# What to produce
Please repeat every line of the data below word for word, without changing anything.

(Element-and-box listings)
>> BEGIN
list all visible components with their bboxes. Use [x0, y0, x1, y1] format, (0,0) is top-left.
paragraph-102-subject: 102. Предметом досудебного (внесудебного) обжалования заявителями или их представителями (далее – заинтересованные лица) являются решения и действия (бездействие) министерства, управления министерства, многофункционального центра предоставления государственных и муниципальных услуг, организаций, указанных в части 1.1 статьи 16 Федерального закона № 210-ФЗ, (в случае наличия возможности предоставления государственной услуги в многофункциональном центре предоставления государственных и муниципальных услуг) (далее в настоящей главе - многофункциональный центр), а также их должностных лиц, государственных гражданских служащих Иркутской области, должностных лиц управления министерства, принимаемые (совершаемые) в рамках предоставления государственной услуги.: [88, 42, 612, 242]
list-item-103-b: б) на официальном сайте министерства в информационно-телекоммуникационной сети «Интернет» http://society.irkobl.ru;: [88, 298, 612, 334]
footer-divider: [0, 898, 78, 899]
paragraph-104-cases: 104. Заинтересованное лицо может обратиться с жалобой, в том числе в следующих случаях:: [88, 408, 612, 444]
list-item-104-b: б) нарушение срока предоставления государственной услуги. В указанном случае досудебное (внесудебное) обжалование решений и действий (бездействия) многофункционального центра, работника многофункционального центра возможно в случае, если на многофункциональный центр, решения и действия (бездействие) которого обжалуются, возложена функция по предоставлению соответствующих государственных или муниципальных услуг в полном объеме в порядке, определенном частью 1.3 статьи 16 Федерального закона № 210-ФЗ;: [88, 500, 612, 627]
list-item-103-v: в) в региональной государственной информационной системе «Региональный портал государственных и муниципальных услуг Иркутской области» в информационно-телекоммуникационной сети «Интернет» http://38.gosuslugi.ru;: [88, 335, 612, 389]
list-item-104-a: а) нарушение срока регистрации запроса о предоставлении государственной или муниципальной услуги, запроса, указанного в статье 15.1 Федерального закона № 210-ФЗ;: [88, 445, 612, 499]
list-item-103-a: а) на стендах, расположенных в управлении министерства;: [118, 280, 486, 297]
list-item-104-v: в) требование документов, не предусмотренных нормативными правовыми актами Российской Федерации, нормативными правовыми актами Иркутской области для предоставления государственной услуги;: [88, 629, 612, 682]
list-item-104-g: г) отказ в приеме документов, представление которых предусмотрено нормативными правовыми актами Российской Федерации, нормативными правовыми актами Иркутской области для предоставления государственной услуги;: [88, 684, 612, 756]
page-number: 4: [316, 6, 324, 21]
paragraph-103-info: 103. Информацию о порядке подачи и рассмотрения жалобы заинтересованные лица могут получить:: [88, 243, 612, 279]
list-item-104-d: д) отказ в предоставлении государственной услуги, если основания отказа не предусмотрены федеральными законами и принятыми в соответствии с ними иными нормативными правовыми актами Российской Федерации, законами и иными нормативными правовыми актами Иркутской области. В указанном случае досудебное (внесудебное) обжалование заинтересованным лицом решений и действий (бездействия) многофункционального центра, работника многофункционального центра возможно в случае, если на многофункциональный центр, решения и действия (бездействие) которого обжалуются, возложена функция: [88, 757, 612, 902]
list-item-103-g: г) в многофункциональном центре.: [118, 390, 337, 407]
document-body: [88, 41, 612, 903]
>> END
# Worked solution
list all visible components with their bboxes. Use [x0, y0, x1, y1] format, (0,0) is top-left.
paragraph-102-subject: 102. Предметом досудебного (внесудебного) обжалования заявителями или их представителями (далее – заинтересованные лица) являются решения и действия (бездействие) министерства, управления министерства, многофункционального центра предоставления государственных и муниципальных услуг, организаций, указанных в части 1.1 статьи 16 Федерального закона № 210-ФЗ, (в случае наличия возможности предоставления государственной услуги в многофункциональном центре предоставления государственных и муниципальных услуг) (далее в настоящей главе - многофункциональный центр), а также их должностных лиц, государственных гражданских служащих Иркутской области, должностных лиц управления министерства, принимаемые (совершаемые) в рамках предоставления государственной услуги.: [88, 42, 612, 242]
list-item-103-b: б) на официальном сайте министерства в информационно-телекоммуникационной сети «Интернет» http://society.irkobl.ru;: [88, 298, 612, 334]
footer-divider: [0, 898, 78, 899]
paragraph-104-cases: 104. Заинтересованное лицо может обратиться с жалобой, в том числе в следующих случаях:: [88, 408, 612, 444]
list-item-104-b: б) нарушение срока предоставления государственной услуги. В указанном случае досудебное (внесудебное) обжалование решений и действий (бездействия) многофункционального центра, работника многофункционального центра возможно в случае, если на многофункциональный центр, решения и действия (бездействие) которого обжалуются, возложена функция по предоставлению соответствующих государственных или муниципальных услуг в полном объеме в порядке, определенном частью 1.3 статьи 16 Федерального закона № 210-ФЗ;: [88, 500, 612, 627]
list-item-103-v: в) в региональной государственной информационной системе «Региональный портал государственных и муниципальных услуг Иркутской области» в информационно-телекоммуникационной сети «Интернет» http://38.gosuslugi.ru;: [88, 335, 612, 389]
list-item-104-a: а) нарушение срока регистрации запроса о предоставлении государственной или муниципальной услуги, запроса, указанного в статье 15.1 Федерального закона № 210-ФЗ;: [88, 445, 612, 499]
list-item-103-a: а) на стендах, расположенных в управлении министерства;: [118, 280, 486, 297]
list-item-104-v: в) требование документов, не предусмотренных нормативными правовыми актами Российской Федерации, нормативными правовыми актами Иркутской области для предоставления государственной услуги;: [88, 629, 612, 682]
list-item-104-g: г) отказ в приеме документов, представление которых предусмотрено нормативными правовыми актами Российской Федерации, нормативными правовыми актами Иркутской области для предоставления государственной услуги;: [88, 684, 612, 756]
page-number: 4: [316, 6, 324, 21]
paragraph-103-info: 103. Информацию о порядке подачи и рассмотрения жалобы заинтересованные лица могут получить:: [88, 243, 612, 279]
list-item-104-d: д) отказ в предоставлении государственной услуги, если основания отказа не предусмотрены федеральными законами и принятыми в соответствии с ними иными нормативными правовыми актами Российской Федерации, законами и иными нормативными правовыми актами Иркутской области. В указанном случае досудебное (внесудебное) обжалование заинтересованным лицом решений и действий (бездействия) многофункционального центра, работника многофункционального центра возможно в случае, если на многофункциональный центр, решения и действия (бездействие) которого обжалуются, возложена функция: [88, 757, 612, 902]
list-item-103-g: г) в многофункциональном центре.: [118, 390, 337, 407]
document-body: [88, 41, 612, 903]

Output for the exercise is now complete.